ABOUT THIS TASK »
When you copy the records that follow, please keep every word exactly as it is and leave out the pictures.

═════ DATA LISTING ═════

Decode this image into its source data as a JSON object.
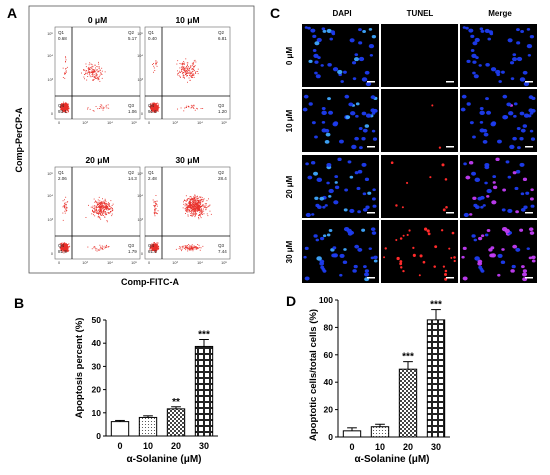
{
  "panel_a": {
    "letter": "A",
    "x_label": "Comp-FITC-A",
    "y_label": "Comp-PerCP-A",
    "plots": [
      {
        "title": "0 μM",
        "quadrants": {
          "q1_label": "Q1",
          "q1": "0.68",
          "q2_label": "Q2",
          "q2": "5.17",
          "q3_label": "Q3",
          "q3": "1.06",
          "q4_label": "Q4",
          "q4": "93.1"
        }
      },
      {
        "title": "10 μM",
        "quadrants": {
          "q1_label": "Q1",
          "q1": "0.40",
          "q2_label": "Q2",
          "q2": "6.81",
          "q3_label": "Q3",
          "q3": "1.20",
          "q4_label": "Q4",
          "q4": "91.6"
        }
      },
      {
        "title": "20 μM",
        "quadrants": {
          "q1_label": "Q1",
          "q1": "2.06",
          "q2_label": "Q2",
          "q2": "14.3",
          "q3_label": "Q3",
          "q3": "1.79",
          "q4_label": "Q4",
          "q4": "81.9"
        }
      },
      {
        "title": "30 μM",
        "quadrants": {
          "q1_label": "Q1",
          "q1": "2.48",
          "q2_label": "Q2",
          "q2": "28.4",
          "q3_label": "Q3",
          "q3": "7.44",
          "q4_label": "Q4",
          "q4": "61.6"
        }
      }
    ],
    "axis_ticks": [
      "0",
      "10³",
      "10⁴",
      "10⁵"
    ]
  },
  "panel_c": {
    "letter": "C",
    "columns": [
      "DAPI",
      "TUNEL",
      "Merge"
    ],
    "rows": [
      "0 μM",
      "10 μM",
      "20 μM",
      "30 μM"
    ],
    "red_density": [
      0.002,
      0.004,
      0.12,
      0.35
    ]
  },
  "colors": {
    "dot_red": "#e8302a",
    "dapi_blue": "#1e3cf0",
    "tunel_red": "#ff2a2a"
  },
  "chart_data": [
    {
      "panel": "B",
      "type": "bar",
      "xlabel": "α-Solanine (μM)",
      "ylabel": "Apoptosis percent (%)",
      "categories": [
        "0",
        "10",
        "20",
        "30"
      ],
      "values": [
        6.2,
        8.0,
        11.7,
        38.6
      ],
      "errors": [
        0.5,
        0.7,
        0.9,
        3.0
      ],
      "significance": [
        "",
        "",
        "**",
        "***"
      ],
      "ylim": [
        0,
        50
      ],
      "yticks": [
        "0",
        "10",
        "20",
        "30",
        "40",
        "50"
      ],
      "patterns": [
        "solid-white",
        "dots",
        "checker-small",
        "checker-large"
      ]
    },
    {
      "panel": "D",
      "type": "bar",
      "xlabel": "α-Solanine (μM)",
      "ylabel": "Apoptotic cells/total cells (%)",
      "categories": [
        "0",
        "10",
        "20",
        "30"
      ],
      "values": [
        4.5,
        7.5,
        49.5,
        85.5
      ],
      "errors": [
        2.2,
        1.8,
        5.5,
        7.5
      ],
      "significance": [
        "",
        "",
        "***",
        "***"
      ],
      "ylim": [
        0,
        100
      ],
      "yticks": [
        "0",
        "20",
        "40",
        "60",
        "80",
        "100"
      ],
      "patterns": [
        "solid-white",
        "dots",
        "checker-small",
        "checker-large"
      ]
    }
  ]
}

═════

SOLUTION TO THIS PROBLEM »
Decode this image into its source data as a JSON object.
{
  "panel_a": {
    "letter": "A",
    "x_label": "Comp-FITC-A",
    "y_label": "Comp-PerCP-A",
    "plots": [
      {
        "title": "0 μM",
        "quadrants": {
          "q1_label": "Q1",
          "q1": "0.68",
          "q2_label": "Q2",
          "q2": "5.17",
          "q3_label": "Q3",
          "q3": "1.06",
          "q4_label": "Q4",
          "q4": "93.1"
        }
      },
      {
        "title": "10 μM",
        "quadrants": {
          "q1_label": "Q1",
          "q1": "0.40",
          "q2_label": "Q2",
          "q2": "6.81",
          "q3_label": "Q3",
          "q3": "1.20",
          "q4_label": "Q4",
          "q4": "91.6"
        }
      },
      {
        "title": "20 μM",
        "quadrants": {
          "q1_label": "Q1",
          "q1": "2.06",
          "q2_label": "Q2",
          "q2": "14.3",
          "q3_label": "Q3",
          "q3": "1.79",
          "q4_label": "Q4",
          "q4": "81.9"
        }
      },
      {
        "title": "30 μM",
        "quadrants": {
          "q1_label": "Q1",
          "q1": "2.48",
          "q2_label": "Q2",
          "q2": "28.4",
          "q3_label": "Q3",
          "q3": "7.44",
          "q4_label": "Q4",
          "q4": "61.6"
        }
      }
    ],
    "axis_ticks": [
      "0",
      "10³",
      "10⁴",
      "10⁵"
    ]
  },
  "panel_c": {
    "letter": "C",
    "columns": [
      "DAPI",
      "TUNEL",
      "Merge"
    ],
    "rows": [
      "0 μM",
      "10 μM",
      "20 μM",
      "30 μM"
    ],
    "red_density": [
      0.002,
      0.004,
      0.12,
      0.35
    ]
  },
  "colors": {
    "dot_red": "#e8302a",
    "dapi_blue": "#1e3cf0",
    "tunel_red": "#ff2a2a"
  },
  "chart_data": [
    {
      "panel": "B",
      "type": "bar",
      "xlabel": "α-Solanine (μM)",
      "ylabel": "Apoptosis percent (%)",
      "categories": [
        "0",
        "10",
        "20",
        "30"
      ],
      "values": [
        6.2,
        8.0,
        11.7,
        38.6
      ],
      "errors": [
        0.5,
        0.7,
        0.9,
        3.0
      ],
      "significance": [
        "",
        "",
        "**",
        "***"
      ],
      "ylim": [
        0,
        50
      ],
      "yticks": [
        "0",
        "10",
        "20",
        "30",
        "40",
        "50"
      ],
      "patterns": [
        "solid-white",
        "dots",
        "checker-small",
        "checker-large"
      ]
    },
    {
      "panel": "D",
      "type": "bar",
      "xlabel": "α-Solanine (μM)",
      "ylabel": "Apoptotic cells/total cells (%)",
      "categories": [
        "0",
        "10",
        "20",
        "30"
      ],
      "values": [
        4.5,
        7.5,
        49.5,
        85.5
      ],
      "errors": [
        2.2,
        1.8,
        5.5,
        7.5
      ],
      "significance": [
        "",
        "",
        "***",
        "***"
      ],
      "ylim": [
        0,
        100
      ],
      "yticks": [
        "0",
        "20",
        "40",
        "60",
        "80",
        "100"
      ],
      "patterns": [
        "solid-white",
        "dots",
        "checker-small",
        "checker-large"
      ]
    }
  ]
}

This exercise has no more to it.